### Estratto del testo:

___

Vivono ammassati nel laboratorio di pelletteria. E nel terrazzo spunta anche dell'oppio

Maxi blitz dei Carabinieri alle prime luci dell'alba di martedì in due attività artigianali al villaggio Primo Maggio. All'operazione, finalizzata a contrastare il lavoro nero e lo sfruttamento dei clandestini, hanno preso parte anche i militari del Nucleo Carabinieri Ispettorato del Lavoro

Maxi blitz dei Carabinieri alle prime luci dell'alba di martedì in due attività artigianali al villaggio Primo Maggio. All'operazione, finalizzata a contrastare il lavoro nero e lo sfruttamento dei clandestini, hanno preso parte anche i militari del Nucleo Carabinieri Ispettorato del Lavoro di Rimini con il supporto di un elicottero del 13° Raggruppamento di Forlí. In particolare gli uomini dell'Arma hanno fatto visita ad un'ex carrozzeria ed un magazzino trasformati in una vera e propria catena di produzione di borse ed articoli di pelletteria, gestiti da cinesi.

Insieme al personale dell’Ausl. di Rimini, è stata controllata la zona degli alloggi ove vivono i dipendenti. Sono stati identificati all’interno 32 cittadini cinesi che vivevano ammassati nel piano soprastante a dove lavoravano in condizioni di sovraffollamento dei locali e precario stato di igiene. I controllati vivevano in uno stato di clausura più completo tanto che i vicini di casa riferivano di aver visto al massino 7 o 8 cinesi uscire o entrare dai luoghi controllati.

___

[Elementi di un dataset]
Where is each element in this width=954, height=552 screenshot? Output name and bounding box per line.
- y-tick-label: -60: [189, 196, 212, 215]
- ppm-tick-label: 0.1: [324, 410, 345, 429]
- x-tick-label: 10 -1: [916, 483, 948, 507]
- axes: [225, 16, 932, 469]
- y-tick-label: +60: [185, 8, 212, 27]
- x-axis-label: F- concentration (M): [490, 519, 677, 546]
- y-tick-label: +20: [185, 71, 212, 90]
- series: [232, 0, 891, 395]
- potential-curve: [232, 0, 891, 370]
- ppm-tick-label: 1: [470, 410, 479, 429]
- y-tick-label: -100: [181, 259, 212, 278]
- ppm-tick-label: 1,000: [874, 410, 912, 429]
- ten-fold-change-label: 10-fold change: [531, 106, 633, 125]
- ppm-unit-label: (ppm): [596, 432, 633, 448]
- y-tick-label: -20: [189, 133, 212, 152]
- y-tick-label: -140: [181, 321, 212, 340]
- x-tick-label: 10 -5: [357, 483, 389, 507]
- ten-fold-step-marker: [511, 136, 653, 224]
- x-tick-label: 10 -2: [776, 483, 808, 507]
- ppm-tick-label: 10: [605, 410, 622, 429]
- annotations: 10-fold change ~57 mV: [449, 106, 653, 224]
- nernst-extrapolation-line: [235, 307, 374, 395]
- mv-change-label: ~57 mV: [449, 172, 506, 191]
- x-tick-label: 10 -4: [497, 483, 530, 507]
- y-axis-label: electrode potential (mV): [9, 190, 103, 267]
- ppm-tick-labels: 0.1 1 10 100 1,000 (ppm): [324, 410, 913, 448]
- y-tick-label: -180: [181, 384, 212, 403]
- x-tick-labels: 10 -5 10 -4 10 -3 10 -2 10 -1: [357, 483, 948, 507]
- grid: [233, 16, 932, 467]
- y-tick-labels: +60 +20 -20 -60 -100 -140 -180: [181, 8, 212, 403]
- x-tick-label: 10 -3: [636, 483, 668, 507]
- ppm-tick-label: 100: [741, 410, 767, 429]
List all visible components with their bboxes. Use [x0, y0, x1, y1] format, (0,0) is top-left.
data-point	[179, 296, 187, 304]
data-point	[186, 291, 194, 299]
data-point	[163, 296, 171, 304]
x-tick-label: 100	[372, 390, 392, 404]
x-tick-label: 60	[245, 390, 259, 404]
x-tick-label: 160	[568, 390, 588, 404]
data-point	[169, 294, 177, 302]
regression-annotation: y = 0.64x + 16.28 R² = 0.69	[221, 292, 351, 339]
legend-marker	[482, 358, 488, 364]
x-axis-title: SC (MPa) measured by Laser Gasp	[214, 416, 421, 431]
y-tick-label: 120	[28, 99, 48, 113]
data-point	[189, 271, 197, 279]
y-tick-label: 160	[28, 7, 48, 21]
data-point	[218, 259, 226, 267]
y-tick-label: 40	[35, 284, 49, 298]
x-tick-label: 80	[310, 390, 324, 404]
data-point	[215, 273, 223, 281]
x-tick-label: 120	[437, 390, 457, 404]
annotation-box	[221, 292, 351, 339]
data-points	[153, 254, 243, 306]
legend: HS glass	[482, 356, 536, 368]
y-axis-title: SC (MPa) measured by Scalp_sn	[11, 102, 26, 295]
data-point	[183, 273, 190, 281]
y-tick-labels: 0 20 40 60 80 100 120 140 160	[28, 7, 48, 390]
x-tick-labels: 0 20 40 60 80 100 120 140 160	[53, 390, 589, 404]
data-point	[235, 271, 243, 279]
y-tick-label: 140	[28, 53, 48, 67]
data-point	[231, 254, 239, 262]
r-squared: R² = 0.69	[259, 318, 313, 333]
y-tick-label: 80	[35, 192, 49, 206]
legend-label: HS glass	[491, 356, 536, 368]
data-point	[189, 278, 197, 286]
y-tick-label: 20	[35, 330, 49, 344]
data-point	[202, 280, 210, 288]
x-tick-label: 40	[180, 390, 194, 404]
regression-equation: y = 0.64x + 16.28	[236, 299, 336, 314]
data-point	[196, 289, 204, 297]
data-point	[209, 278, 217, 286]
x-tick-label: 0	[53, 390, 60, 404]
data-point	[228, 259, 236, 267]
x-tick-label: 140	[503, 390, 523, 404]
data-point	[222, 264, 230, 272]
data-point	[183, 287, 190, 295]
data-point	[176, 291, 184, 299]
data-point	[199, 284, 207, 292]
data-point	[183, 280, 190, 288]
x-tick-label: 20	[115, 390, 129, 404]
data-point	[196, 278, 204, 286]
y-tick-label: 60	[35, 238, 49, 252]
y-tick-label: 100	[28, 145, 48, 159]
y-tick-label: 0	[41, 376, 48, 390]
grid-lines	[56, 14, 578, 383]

___

### Azione richiesta 1:
Riscrivi in forma più breve il paragrafo dell'articolo che comincia con "Insieme al personale dell'Ausl", mantenendone i fatti principali.
### Azione richiesta 2:
Trascrivi senza modifiche il passo dell'articolo da "Insieme al personale" a "dai luoghi controllati.".

### Risposta attesa 1:
Con il personale dell'Ausl di Rimini è stata controllata la zona degli alloggi dei dipendenti. Vi sono stati identificati 32 cittadini cinesi, ammassati al piano sopra il luogo di lavoro, in locali sovraffollati e in precarie condizioni igieniche. Vivevano in uno stato di clausura quasi totale: i vicini dicevano di averne visti entrare o uscire al massimo 7 o 8.

### Risposta attesa 2:
Insieme al personale dell’Ausl. di Rimini, è stata controllata la zona degli alloggi ove vivono i dipendenti. Sono stati identificati all’interno 32 cittadini cinesi che vivevano ammassati nel piano soprastante a dove lavoravano in condizioni di sovraffollamento dei locali e precario stato di igiene. I controllati vivevano in uno stato di clausura più completo tanto che i vicini di casa riferivano di aver visto al massino 7 o 8 cinesi uscire o entrare dai luoghi controllati.